- TASK STATEMENT -
Wherever the word "JSON" shows up in a line, please copy that line.

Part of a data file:

::::

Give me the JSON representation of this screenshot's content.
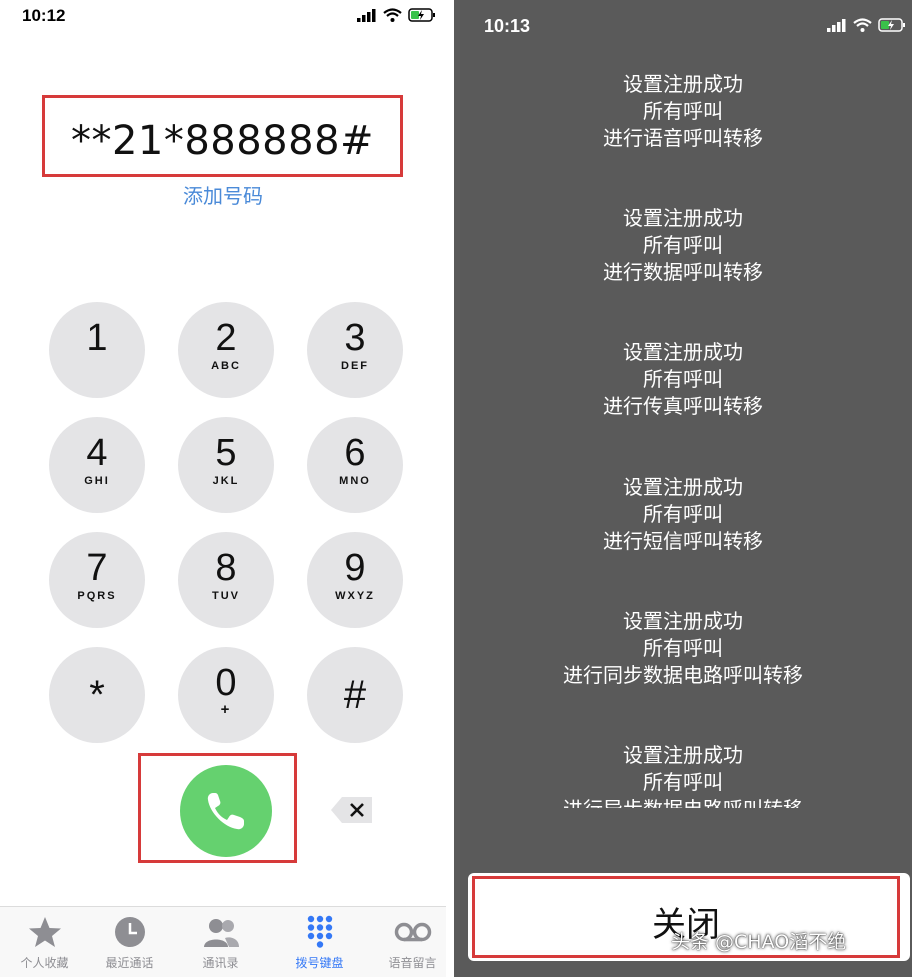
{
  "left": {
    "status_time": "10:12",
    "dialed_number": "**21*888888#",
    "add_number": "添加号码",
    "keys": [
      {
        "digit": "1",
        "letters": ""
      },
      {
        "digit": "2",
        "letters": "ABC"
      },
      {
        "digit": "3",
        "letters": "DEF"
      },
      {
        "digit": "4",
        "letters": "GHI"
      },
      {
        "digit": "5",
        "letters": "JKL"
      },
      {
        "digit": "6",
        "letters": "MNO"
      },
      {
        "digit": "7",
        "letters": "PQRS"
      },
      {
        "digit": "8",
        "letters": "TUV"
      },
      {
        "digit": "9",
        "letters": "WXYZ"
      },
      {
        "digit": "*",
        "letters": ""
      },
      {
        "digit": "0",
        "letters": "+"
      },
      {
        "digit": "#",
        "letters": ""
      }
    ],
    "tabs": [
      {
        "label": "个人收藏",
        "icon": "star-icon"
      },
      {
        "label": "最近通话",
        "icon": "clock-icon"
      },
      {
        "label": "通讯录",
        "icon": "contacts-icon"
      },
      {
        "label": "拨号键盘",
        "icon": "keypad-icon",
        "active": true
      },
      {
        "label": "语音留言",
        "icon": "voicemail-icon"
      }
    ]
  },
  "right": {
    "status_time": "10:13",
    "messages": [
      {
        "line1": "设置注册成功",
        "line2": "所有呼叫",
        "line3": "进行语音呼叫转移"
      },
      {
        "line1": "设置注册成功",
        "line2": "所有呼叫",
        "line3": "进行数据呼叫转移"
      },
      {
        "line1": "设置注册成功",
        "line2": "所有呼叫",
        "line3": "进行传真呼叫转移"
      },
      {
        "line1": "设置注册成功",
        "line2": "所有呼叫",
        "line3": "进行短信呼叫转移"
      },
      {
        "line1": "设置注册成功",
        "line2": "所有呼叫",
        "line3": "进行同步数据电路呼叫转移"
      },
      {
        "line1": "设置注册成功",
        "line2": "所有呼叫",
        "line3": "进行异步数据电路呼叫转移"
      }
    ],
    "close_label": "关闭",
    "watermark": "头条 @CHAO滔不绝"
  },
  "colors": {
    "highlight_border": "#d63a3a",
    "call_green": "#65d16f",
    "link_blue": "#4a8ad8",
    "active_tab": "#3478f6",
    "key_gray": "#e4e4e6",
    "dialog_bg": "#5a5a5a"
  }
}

::::

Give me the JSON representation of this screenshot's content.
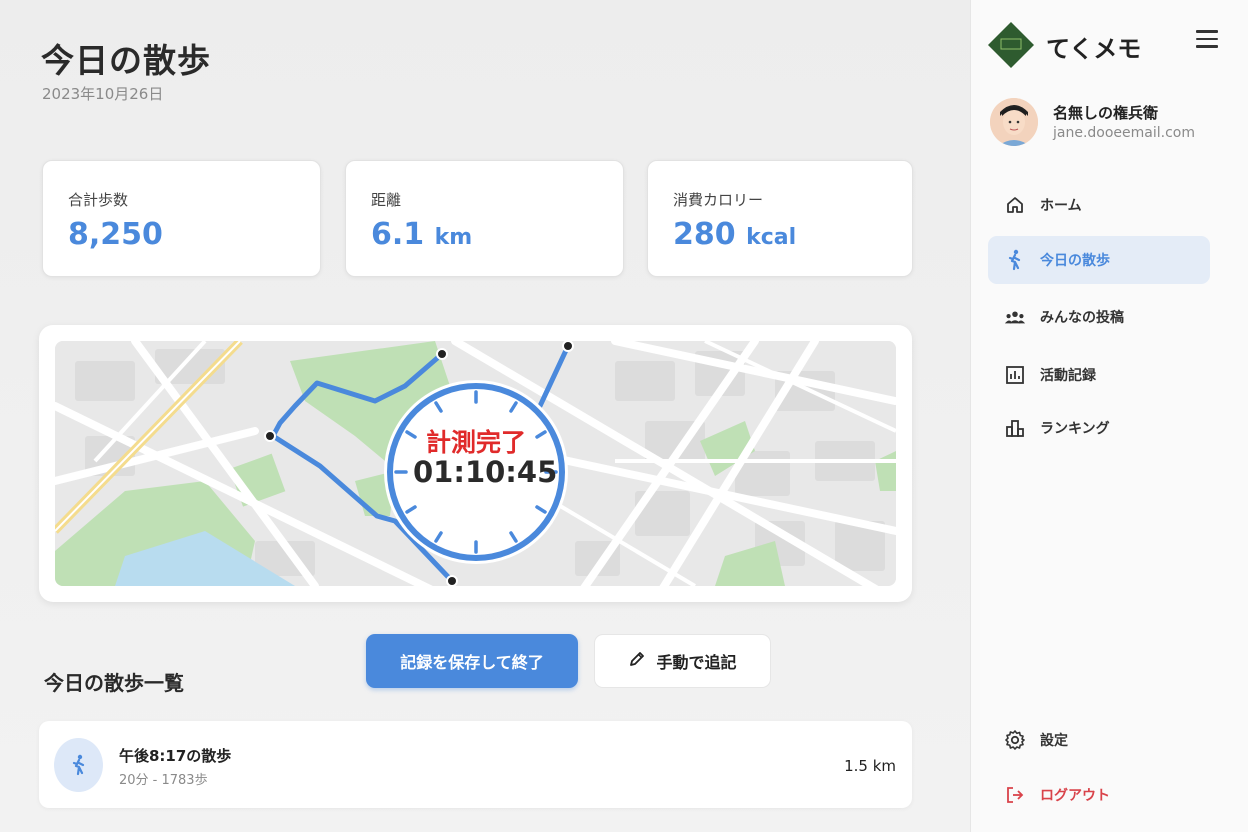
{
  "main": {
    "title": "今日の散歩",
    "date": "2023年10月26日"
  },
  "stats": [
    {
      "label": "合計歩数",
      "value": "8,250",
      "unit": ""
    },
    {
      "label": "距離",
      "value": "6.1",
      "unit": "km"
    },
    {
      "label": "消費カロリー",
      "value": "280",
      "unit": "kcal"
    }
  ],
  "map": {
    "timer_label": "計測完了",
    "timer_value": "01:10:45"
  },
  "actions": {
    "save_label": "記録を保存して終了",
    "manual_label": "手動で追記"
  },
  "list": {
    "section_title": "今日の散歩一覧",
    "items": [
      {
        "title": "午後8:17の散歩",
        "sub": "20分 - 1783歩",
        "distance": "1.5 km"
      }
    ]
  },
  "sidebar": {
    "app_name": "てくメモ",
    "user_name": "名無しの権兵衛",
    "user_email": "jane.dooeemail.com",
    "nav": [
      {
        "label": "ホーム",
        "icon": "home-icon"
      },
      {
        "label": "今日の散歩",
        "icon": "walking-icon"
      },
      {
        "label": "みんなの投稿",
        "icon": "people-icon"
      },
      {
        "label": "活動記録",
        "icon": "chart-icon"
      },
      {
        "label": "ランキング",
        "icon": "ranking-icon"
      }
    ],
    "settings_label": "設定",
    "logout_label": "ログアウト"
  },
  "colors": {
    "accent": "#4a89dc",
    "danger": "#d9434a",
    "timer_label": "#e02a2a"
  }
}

::::

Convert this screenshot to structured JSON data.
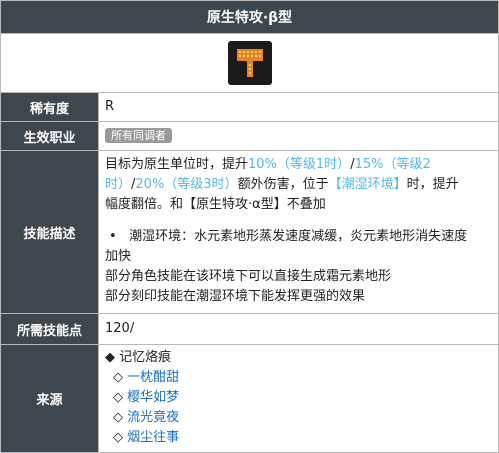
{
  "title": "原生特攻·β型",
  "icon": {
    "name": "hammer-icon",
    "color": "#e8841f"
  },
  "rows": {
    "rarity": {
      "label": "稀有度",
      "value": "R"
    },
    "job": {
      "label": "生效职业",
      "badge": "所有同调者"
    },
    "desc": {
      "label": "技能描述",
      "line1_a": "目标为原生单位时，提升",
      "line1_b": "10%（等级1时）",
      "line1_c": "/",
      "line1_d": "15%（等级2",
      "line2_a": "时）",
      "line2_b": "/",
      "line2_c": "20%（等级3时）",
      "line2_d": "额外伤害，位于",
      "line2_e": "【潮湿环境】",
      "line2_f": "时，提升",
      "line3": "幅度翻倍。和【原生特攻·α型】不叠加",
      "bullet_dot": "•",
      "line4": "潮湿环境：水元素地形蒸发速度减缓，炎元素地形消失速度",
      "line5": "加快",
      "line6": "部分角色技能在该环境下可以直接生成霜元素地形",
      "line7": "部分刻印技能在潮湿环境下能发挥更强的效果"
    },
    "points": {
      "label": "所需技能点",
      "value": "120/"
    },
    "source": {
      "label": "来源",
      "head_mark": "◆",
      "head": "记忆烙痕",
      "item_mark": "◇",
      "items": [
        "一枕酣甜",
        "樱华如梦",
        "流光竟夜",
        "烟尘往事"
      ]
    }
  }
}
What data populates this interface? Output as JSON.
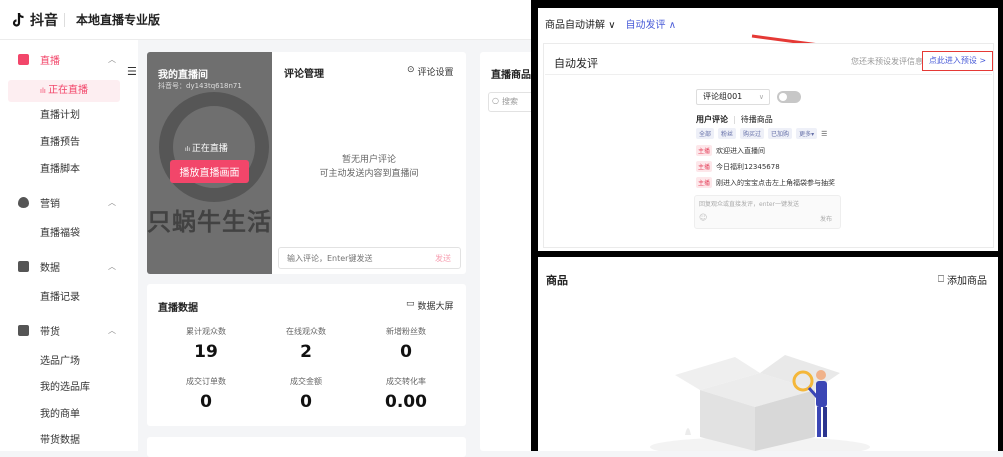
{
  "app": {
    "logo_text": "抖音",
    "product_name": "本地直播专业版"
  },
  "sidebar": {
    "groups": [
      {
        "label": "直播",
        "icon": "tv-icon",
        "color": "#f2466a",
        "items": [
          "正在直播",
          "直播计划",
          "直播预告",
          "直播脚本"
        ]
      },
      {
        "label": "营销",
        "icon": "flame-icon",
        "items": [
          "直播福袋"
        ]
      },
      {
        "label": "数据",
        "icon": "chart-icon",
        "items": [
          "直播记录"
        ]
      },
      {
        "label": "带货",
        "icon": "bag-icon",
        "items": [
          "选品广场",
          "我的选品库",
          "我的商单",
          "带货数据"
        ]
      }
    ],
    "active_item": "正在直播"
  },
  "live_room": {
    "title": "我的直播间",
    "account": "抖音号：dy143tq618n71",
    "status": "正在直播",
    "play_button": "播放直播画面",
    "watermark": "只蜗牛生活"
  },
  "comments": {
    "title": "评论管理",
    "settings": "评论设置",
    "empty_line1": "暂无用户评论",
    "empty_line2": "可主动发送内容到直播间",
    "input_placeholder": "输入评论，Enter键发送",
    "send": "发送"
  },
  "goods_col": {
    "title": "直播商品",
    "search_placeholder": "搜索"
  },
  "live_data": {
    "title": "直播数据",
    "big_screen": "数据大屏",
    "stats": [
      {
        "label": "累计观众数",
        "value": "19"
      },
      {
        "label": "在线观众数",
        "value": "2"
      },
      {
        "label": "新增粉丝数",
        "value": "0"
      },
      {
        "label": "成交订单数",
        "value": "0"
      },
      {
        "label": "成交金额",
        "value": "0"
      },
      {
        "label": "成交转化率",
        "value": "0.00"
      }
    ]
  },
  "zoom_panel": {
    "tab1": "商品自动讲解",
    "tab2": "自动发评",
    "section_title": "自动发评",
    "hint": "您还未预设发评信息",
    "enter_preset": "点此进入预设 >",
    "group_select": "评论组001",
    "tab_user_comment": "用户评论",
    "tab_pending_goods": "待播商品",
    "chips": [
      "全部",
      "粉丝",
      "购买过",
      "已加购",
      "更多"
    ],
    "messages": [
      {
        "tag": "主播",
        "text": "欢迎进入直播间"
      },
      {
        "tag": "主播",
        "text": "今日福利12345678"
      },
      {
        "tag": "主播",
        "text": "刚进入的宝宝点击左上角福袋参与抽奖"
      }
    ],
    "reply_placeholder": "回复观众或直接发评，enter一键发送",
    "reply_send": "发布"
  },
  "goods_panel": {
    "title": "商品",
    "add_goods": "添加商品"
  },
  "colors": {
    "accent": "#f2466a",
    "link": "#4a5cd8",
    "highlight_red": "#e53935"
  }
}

::::

- ANSWER TO THE EXERCISE -
Give me the JSON representation of this screenshot's content.
Give me the JSON representation of this screenshot's content.
Convert this screenshot to structured JSON data.
What data populates this interface? Output as JSON.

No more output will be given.